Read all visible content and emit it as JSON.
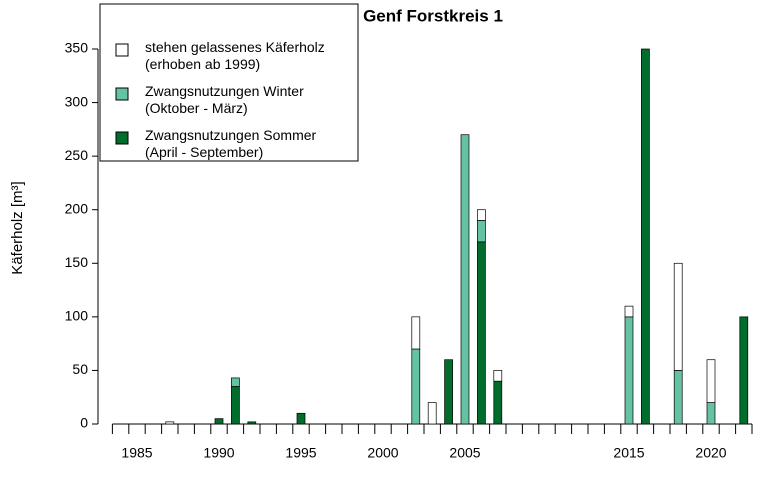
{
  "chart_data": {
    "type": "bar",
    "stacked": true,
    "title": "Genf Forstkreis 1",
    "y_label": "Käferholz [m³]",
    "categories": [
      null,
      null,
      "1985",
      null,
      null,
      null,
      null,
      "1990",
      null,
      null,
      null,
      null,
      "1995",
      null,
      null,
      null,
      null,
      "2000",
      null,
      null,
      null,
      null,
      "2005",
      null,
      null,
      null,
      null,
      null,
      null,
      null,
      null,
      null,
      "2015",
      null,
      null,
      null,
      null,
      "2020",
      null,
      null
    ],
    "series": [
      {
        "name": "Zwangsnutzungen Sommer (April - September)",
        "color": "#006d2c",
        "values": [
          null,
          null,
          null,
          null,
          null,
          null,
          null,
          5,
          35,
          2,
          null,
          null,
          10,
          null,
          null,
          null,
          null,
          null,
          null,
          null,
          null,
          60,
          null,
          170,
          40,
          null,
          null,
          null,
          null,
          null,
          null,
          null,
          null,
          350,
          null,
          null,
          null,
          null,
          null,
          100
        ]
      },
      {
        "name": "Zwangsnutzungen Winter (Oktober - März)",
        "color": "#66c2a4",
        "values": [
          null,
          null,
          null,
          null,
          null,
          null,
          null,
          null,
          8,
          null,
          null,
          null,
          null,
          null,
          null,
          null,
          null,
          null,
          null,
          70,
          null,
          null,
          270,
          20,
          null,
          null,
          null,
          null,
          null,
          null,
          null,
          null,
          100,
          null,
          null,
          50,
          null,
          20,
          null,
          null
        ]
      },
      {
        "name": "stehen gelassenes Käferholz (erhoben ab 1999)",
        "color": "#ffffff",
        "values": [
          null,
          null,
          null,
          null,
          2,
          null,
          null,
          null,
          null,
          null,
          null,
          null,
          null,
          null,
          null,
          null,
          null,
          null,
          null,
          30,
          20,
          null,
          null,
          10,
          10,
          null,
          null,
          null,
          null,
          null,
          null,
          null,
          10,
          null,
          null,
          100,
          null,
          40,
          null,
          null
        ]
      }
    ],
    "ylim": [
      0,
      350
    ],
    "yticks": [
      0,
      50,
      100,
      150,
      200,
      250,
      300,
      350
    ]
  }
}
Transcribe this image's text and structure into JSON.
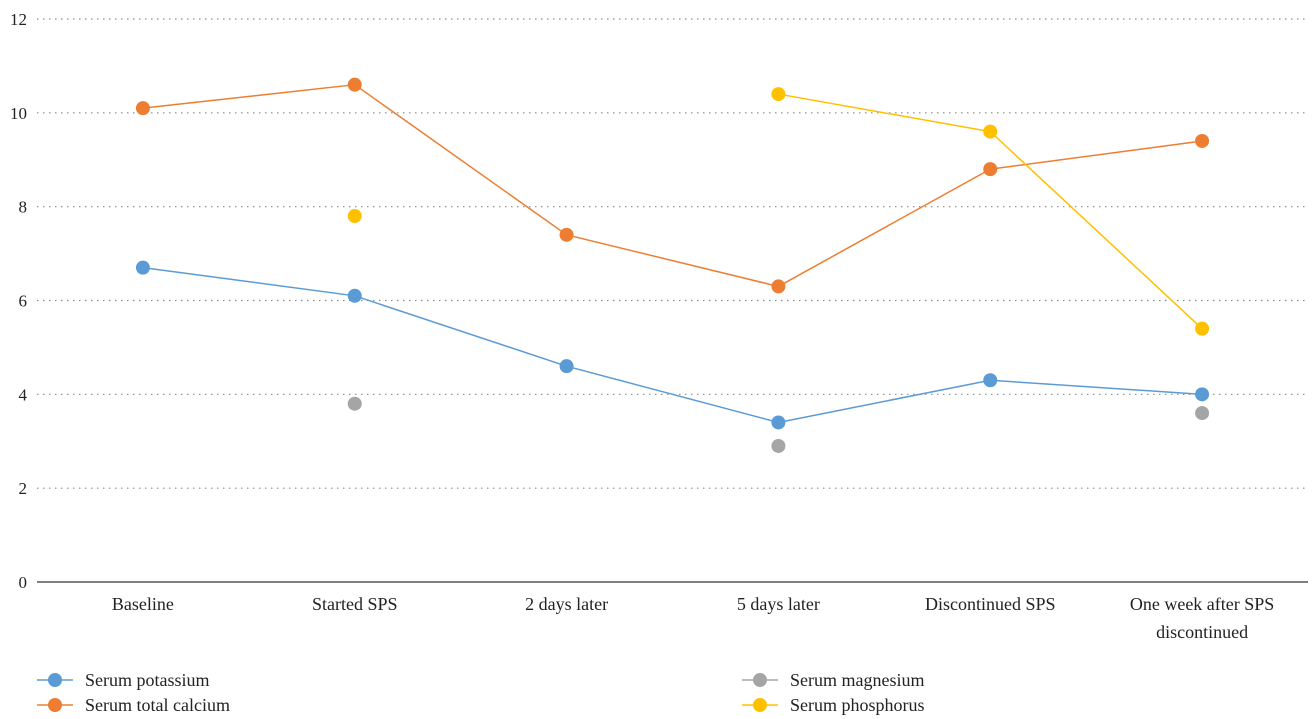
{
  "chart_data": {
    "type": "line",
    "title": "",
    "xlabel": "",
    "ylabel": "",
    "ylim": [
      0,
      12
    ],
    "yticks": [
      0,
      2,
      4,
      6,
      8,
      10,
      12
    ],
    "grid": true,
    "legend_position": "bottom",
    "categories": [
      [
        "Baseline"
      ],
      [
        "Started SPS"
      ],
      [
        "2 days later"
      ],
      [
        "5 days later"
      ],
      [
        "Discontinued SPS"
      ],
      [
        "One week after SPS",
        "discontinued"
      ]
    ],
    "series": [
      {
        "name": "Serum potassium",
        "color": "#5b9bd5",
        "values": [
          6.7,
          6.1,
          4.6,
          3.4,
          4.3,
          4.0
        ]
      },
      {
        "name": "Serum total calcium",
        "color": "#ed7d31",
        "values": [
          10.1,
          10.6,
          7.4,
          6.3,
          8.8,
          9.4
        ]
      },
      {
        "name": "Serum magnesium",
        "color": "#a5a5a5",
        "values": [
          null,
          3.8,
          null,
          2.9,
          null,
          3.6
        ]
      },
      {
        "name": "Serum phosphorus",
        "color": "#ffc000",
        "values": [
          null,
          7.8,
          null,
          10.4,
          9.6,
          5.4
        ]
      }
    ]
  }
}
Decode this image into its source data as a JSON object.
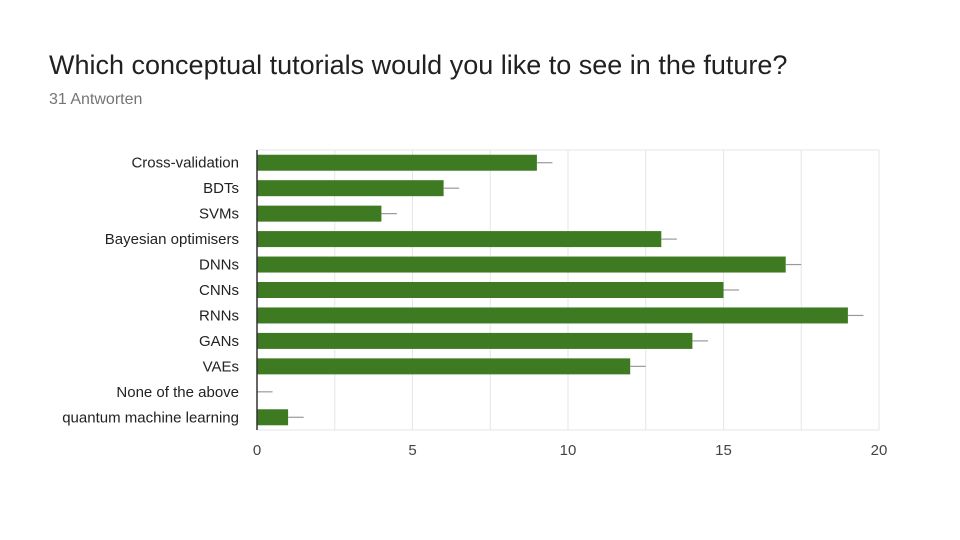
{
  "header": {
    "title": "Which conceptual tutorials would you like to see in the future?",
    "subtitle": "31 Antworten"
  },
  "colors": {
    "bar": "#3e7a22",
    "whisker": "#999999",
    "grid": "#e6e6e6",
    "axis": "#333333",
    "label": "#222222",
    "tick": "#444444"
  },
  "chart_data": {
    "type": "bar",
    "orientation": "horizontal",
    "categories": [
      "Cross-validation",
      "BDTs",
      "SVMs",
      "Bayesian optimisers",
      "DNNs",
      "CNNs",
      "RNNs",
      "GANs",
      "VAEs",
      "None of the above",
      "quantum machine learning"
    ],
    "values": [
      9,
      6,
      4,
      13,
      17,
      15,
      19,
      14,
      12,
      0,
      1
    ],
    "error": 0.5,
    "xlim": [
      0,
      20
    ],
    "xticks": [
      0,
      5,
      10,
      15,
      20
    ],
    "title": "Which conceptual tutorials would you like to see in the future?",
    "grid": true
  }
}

_EXERCISE_
Copy the records exactly. Skip the pictures.

_RESULT OF THE TASK_
Read all visible content and emit it as JSON.
{
  "chart_data": {
    "type": "bar",
    "stacked": true,
    "title": "Genf Forstkreis 1",
    "y_label": "Käferholz [m³]",
    "categories": [
      null,
      null,
      "1985",
      null,
      null,
      null,
      null,
      "1990",
      null,
      null,
      null,
      null,
      "1995",
      null,
      null,
      null,
      null,
      "2000",
      null,
      null,
      null,
      null,
      "2005",
      null,
      null,
      null,
      null,
      null,
      null,
      null,
      null,
      null,
      "2015",
      null,
      null,
      null,
      null,
      "2020",
      null,
      null
    ],
    "series": [
      {
        "name": "Zwangsnutzungen Sommer (April - September)",
        "color": "#006d2c",
        "values": [
          null,
          null,
          null,
          null,
          null,
          null,
          null,
          5,
          35,
          2,
          null,
          null,
          10,
          null,
          null,
          null,
          null,
          null,
          null,
          null,
          null,
          60,
          null,
          170,
          40,
          null,
          null,
          null,
          null,
          null,
          null,
          null,
          null,
          350,
          null,
          null,
          null,
          null,
          null,
          100
        ]
      },
      {
        "name": "Zwangsnutzungen Winter (Oktober - März)",
        "color": "#66c2a4",
        "values": [
          null,
          null,
          null,
          null,
          null,
          null,
          null,
          null,
          8,
          null,
          null,
          null,
          null,
          null,
          null,
          null,
          null,
          null,
          null,
          70,
          null,
          null,
          270,
          20,
          null,
          null,
          null,
          null,
          null,
          null,
          null,
          null,
          100,
          null,
          null,
          50,
          null,
          20,
          null,
          null
        ]
      },
      {
        "name": "stehen gelassenes Käferholz (erhoben ab 1999)",
        "color": "#ffffff",
        "values": [
          null,
          null,
          null,
          null,
          2,
          null,
          null,
          null,
          null,
          null,
          null,
          null,
          null,
          null,
          null,
          null,
          null,
          null,
          null,
          30,
          20,
          null,
          null,
          10,
          10,
          null,
          null,
          null,
          null,
          null,
          null,
          null,
          10,
          null,
          null,
          100,
          null,
          40,
          null,
          null
        ]
      }
    ],
    "ylim": [
      0,
      350
    ],
    "yticks": [
      0,
      50,
      100,
      150,
      200,
      250,
      300,
      350
    ]
  }
}
Transcribe this image's text and structure into JSON.
{
  "chart_data": {
    "type": "line",
    "title": "",
    "xlabel": "",
    "ylabel": "",
    "ylim": [
      0,
      12
    ],
    "yticks": [
      0,
      2,
      4,
      6,
      8,
      10,
      12
    ],
    "grid": true,
    "legend_position": "bottom",
    "categories": [
      [
        "Baseline"
      ],
      [
        "Started SPS"
      ],
      [
        "2 days later"
      ],
      [
        "5 days later"
      ],
      [
        "Discontinued SPS"
      ],
      [
        "One week after SPS",
        "discontinued"
      ]
    ],
    "series": [
      {
        "name": "Serum potassium",
        "color": "#5b9bd5",
        "values": [
          6.7,
          6.1,
          4.6,
          3.4,
          4.3,
          4.0
        ]
      },
      {
        "name": "Serum total calcium",
        "color": "#ed7d31",
        "values": [
          10.1,
          10.6,
          7.4,
          6.3,
          8.8,
          9.4
        ]
      },
      {
        "name": "Serum magnesium",
        "color": "#a5a5a5",
        "values": [
          null,
          3.8,
          null,
          2.9,
          null,
          3.6
        ]
      },
      {
        "name": "Serum phosphorus",
        "color": "#ffc000",
        "values": [
          null,
          7.8,
          null,
          10.4,
          9.6,
          5.4
        ]
      }
    ]
  }
}
Decode this image into its source data as a JSON object.
{
  "header": {
    "title": "Which conceptual tutorials would you like to see in the future?",
    "subtitle": "31 Antworten"
  },
  "colors": {
    "bar": "#3e7a22",
    "whisker": "#999999",
    "grid": "#e6e6e6",
    "axis": "#333333",
    "label": "#222222",
    "tick": "#444444"
  },
  "chart_data": {
    "type": "bar",
    "orientation": "horizontal",
    "categories": [
      "Cross-validation",
      "BDTs",
      "SVMs",
      "Bayesian optimisers",
      "DNNs",
      "CNNs",
      "RNNs",
      "GANs",
      "VAEs",
      "None of the above",
      "quantum machine learning"
    ],
    "values": [
      9,
      6,
      4,
      13,
      17,
      15,
      19,
      14,
      12,
      0,
      1
    ],
    "error": 0.5,
    "xlim": [
      0,
      20
    ],
    "xticks": [
      0,
      5,
      10,
      15,
      20
    ],
    "title": "Which conceptual tutorials would you like to see in the future?",
    "grid": true
  }
}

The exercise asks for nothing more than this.